*Required task*.
Repeat the listing exactly as given, omitting every image.

-=-=-

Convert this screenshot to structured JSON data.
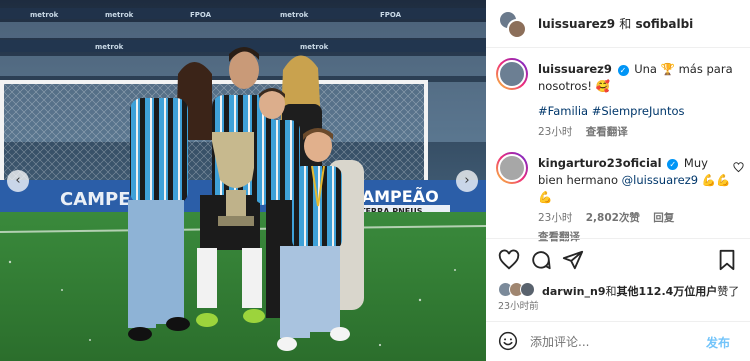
{
  "photo": {
    "alt": "Family celebrating with trophy on football pitch",
    "board_texts": [
      "metrok",
      "metrok",
      "metrok",
      "FPOA",
      "metrok",
      "metrok",
      "FPOA"
    ],
    "banner_text": "CAMPEÃO",
    "banner_sub": "TERRA PNEUS",
    "nav_prev": "‹",
    "nav_next": "›"
  },
  "header": {
    "user1": "luissuarez9",
    "conjunction": "和",
    "user2": "sofibalbi"
  },
  "caption": {
    "username": "luissuarez9",
    "text_before": "Una ",
    "trophy": "🏆",
    "text_after": " más para nosotros! ",
    "heart_face": "🥰",
    "hashtags": "#Familia #SiempreJuntos",
    "time": "23小时",
    "see_translation": "查看翻译"
  },
  "comment": {
    "username": "kingarturo23oficial",
    "text": "Muy bien hermano ",
    "mention": "@luissuarez9",
    "emojis": "💪💪💪",
    "time": "23小时",
    "likes": "2,802次赞",
    "reply": "回复",
    "see_translation": "查看翻译"
  },
  "likes": {
    "user": "darwin_n9",
    "connector": "和",
    "others": "其他112.4万位用户",
    "suffix": "赞了",
    "ago": "23小时前"
  },
  "composer": {
    "placeholder": "添加评论...",
    "post_label": "发布"
  },
  "colors": {
    "verified": "#0095f6",
    "link": "#00376b",
    "pitch": "#2f7a33",
    "jersey_blue": "#3fa1d8",
    "jersey_black": "#1b1b1b"
  },
  "icons": [
    "heart-icon",
    "comment-icon",
    "share-icon",
    "bookmark-icon",
    "emoji-icon",
    "verified-icon"
  ]
}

-=-=-

*Answer to this task*.
Convert this screenshot to structured JSON data.
{
  "photo": {
    "alt": "Family celebrating with trophy on football pitch",
    "board_texts": [
      "metrok",
      "metrok",
      "metrok",
      "FPOA",
      "metrok",
      "metrok",
      "FPOA"
    ],
    "banner_text": "CAMPEÃO",
    "banner_sub": "TERRA PNEUS",
    "nav_prev": "‹",
    "nav_next": "›"
  },
  "header": {
    "user1": "luissuarez9",
    "conjunction": "和",
    "user2": "sofibalbi"
  },
  "caption": {
    "username": "luissuarez9",
    "text_before": "Una ",
    "trophy": "🏆",
    "text_after": " más para nosotros! ",
    "heart_face": "🥰",
    "hashtags": "#Familia #SiempreJuntos",
    "time": "23小时",
    "see_translation": "查看翻译"
  },
  "comment": {
    "username": "kingarturo23oficial",
    "text": "Muy bien hermano ",
    "mention": "@luissuarez9",
    "emojis": "💪💪💪",
    "time": "23小时",
    "likes": "2,802次赞",
    "reply": "回复",
    "see_translation": "查看翻译"
  },
  "likes": {
    "user": "darwin_n9",
    "connector": "和",
    "others": "其他112.4万位用户",
    "suffix": "赞了",
    "ago": "23小时前"
  },
  "composer": {
    "placeholder": "添加评论...",
    "post_label": "发布"
  },
  "colors": {
    "verified": "#0095f6",
    "link": "#00376b",
    "pitch": "#2f7a33",
    "jersey_blue": "#3fa1d8",
    "jersey_black": "#1b1b1b"
  },
  "icons": [
    "heart-icon",
    "comment-icon",
    "share-icon",
    "bookmark-icon",
    "emoji-icon",
    "verified-icon"
  ]
}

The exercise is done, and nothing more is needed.